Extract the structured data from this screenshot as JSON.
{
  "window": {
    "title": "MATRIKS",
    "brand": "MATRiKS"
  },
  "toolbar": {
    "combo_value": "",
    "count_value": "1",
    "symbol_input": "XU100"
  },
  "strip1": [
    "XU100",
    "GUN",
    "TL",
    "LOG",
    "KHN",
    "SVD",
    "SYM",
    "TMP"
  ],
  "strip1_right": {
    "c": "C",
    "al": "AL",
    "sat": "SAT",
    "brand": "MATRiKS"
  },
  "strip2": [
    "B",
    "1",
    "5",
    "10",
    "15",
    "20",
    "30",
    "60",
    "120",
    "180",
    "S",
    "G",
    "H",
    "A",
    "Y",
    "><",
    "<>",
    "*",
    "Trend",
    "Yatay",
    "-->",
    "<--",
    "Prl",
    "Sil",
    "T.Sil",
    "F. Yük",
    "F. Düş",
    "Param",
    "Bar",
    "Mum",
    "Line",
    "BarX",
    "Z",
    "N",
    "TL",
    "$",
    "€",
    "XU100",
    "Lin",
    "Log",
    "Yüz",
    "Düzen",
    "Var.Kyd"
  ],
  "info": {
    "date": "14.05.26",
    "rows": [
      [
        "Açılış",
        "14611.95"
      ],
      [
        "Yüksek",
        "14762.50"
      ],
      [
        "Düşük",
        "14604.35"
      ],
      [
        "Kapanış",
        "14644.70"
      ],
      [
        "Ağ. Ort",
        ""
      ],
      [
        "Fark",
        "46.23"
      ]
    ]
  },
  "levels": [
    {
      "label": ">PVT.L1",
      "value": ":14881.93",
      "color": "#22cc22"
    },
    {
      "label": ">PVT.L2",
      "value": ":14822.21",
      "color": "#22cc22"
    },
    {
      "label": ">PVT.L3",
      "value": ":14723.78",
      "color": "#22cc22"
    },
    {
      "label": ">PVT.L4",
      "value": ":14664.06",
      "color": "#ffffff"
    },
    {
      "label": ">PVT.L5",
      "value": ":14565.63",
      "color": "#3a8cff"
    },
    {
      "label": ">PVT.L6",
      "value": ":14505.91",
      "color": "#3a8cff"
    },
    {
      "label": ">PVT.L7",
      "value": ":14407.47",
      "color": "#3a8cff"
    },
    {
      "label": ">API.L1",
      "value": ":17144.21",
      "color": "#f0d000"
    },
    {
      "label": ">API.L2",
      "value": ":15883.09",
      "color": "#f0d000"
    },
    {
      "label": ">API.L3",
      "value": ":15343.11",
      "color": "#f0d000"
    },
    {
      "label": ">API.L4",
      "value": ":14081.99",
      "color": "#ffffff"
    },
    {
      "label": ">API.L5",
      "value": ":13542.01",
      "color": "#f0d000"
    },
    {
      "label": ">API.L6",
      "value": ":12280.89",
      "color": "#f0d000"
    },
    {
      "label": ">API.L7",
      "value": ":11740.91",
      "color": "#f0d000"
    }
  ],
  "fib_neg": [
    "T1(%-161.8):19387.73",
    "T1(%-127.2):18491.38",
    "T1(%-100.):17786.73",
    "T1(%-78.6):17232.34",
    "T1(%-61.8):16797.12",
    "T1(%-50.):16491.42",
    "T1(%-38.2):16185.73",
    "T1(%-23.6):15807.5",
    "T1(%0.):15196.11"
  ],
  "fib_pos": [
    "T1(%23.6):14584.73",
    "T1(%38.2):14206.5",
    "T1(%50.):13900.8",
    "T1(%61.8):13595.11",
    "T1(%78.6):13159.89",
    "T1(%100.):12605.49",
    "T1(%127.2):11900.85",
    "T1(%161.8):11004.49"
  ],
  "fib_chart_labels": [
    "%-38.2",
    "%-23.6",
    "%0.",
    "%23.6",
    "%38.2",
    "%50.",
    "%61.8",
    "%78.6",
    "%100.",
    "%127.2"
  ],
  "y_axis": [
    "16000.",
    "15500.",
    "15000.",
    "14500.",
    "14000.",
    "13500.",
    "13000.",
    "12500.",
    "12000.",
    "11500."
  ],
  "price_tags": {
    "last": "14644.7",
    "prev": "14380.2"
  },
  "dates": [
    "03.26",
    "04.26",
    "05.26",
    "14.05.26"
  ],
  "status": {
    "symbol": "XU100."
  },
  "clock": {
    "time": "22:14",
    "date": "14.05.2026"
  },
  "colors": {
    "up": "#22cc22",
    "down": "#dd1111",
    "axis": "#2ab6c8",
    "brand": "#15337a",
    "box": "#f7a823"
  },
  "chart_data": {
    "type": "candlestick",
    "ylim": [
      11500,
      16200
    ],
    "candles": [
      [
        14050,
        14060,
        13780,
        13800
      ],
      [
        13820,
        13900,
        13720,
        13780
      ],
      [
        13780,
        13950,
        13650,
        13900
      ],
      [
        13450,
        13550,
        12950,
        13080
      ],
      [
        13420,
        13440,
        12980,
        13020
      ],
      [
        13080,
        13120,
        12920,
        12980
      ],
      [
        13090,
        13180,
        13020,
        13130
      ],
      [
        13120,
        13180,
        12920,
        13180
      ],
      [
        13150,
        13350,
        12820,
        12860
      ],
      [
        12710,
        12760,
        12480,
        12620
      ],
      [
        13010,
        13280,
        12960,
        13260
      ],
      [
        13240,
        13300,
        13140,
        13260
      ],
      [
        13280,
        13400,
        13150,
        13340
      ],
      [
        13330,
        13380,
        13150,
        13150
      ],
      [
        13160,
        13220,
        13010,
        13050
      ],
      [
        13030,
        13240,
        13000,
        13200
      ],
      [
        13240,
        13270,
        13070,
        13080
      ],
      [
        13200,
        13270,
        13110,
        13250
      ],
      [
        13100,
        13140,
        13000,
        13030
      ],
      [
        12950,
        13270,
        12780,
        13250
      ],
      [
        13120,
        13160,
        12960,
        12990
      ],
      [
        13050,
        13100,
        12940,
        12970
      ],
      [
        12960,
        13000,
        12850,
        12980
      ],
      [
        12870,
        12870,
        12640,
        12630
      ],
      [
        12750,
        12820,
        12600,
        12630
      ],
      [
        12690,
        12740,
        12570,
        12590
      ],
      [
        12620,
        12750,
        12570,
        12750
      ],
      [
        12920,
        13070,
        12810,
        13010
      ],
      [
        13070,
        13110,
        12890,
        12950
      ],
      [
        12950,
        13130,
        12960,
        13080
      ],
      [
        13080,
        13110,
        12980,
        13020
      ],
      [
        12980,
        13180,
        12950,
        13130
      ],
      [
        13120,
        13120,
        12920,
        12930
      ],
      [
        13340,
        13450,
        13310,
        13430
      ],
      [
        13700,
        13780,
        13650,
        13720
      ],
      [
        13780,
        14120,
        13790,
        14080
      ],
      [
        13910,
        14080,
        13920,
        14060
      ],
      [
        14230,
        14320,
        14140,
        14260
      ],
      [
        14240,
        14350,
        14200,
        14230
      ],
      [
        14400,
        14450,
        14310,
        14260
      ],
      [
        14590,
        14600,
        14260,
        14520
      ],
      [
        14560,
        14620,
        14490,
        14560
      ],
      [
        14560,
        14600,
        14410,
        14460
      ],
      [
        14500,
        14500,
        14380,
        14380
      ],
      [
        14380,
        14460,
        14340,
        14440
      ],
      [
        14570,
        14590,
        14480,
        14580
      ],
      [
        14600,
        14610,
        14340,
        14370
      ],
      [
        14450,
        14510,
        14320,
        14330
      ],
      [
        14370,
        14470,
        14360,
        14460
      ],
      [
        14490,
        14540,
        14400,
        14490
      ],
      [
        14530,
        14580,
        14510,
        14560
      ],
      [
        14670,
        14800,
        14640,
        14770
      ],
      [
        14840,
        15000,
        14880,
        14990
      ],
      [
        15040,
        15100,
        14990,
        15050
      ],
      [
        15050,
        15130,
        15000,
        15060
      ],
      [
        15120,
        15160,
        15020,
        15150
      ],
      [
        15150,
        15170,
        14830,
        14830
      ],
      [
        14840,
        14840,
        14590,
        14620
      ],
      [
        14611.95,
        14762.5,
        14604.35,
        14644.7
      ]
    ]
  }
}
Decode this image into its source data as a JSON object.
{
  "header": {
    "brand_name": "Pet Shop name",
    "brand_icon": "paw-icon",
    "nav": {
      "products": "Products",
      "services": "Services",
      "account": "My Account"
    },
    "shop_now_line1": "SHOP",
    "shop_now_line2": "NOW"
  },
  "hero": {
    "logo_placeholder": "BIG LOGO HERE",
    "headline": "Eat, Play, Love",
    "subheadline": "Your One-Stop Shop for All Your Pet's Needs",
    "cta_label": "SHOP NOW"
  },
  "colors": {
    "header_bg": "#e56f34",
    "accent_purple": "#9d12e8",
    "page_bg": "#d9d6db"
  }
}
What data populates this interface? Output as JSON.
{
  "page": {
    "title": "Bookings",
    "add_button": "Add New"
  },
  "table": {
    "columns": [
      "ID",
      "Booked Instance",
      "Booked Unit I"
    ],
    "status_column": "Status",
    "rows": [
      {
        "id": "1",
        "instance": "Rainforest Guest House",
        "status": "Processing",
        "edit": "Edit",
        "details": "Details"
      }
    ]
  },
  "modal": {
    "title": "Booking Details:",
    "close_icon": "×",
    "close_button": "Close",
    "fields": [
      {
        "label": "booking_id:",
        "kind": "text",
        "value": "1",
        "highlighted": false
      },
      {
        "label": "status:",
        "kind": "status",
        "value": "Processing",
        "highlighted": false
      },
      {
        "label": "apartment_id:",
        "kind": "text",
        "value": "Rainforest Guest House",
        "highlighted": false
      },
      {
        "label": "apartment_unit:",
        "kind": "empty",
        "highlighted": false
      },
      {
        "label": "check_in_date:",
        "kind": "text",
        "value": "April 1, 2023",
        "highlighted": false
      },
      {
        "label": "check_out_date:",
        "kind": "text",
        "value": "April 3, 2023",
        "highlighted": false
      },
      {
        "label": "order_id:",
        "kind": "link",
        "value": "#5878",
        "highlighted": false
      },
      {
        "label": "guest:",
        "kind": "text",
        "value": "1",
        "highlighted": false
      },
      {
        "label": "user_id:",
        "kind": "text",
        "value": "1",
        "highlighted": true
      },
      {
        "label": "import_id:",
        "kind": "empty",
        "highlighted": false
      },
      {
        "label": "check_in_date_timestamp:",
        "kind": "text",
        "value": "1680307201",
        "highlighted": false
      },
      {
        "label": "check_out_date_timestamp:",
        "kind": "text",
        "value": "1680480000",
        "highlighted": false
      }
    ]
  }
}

* * *

_WRITTEN TASK_
Tally the lines that hold the string "House" and state the total, nothing more.

_ANSWER_
2